Provided records =>
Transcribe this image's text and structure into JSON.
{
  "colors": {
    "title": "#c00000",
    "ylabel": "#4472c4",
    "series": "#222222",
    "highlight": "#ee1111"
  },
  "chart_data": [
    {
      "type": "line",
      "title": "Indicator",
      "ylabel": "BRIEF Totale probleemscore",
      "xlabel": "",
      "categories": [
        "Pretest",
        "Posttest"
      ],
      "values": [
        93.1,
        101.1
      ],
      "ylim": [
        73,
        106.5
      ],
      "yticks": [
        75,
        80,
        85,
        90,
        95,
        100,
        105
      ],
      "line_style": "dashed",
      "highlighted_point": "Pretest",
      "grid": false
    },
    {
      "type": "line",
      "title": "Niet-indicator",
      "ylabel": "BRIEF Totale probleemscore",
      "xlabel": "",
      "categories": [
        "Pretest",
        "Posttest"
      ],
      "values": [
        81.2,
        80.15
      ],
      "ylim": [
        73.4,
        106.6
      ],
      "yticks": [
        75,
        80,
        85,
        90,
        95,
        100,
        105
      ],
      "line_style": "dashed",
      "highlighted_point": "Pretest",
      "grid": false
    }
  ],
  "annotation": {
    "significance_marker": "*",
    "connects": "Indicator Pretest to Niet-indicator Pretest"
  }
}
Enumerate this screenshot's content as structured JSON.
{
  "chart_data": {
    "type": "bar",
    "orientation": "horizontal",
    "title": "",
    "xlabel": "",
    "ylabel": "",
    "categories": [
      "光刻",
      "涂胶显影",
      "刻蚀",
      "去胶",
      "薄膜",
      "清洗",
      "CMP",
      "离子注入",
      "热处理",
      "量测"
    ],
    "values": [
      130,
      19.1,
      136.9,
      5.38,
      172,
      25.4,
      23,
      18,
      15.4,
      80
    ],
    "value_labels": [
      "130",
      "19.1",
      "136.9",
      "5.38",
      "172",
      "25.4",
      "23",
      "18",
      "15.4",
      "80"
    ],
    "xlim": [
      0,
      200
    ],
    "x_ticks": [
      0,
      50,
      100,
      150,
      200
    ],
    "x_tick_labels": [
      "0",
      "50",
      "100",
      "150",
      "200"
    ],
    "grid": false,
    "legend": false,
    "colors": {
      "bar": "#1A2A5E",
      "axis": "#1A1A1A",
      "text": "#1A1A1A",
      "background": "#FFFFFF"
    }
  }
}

Task description => In the entries above, locate every line with the word "this" and copy it.

Exercise result =>
Transcribe this image's text and structure into JSON.
Enumerate this screenshot's content as structured JSON.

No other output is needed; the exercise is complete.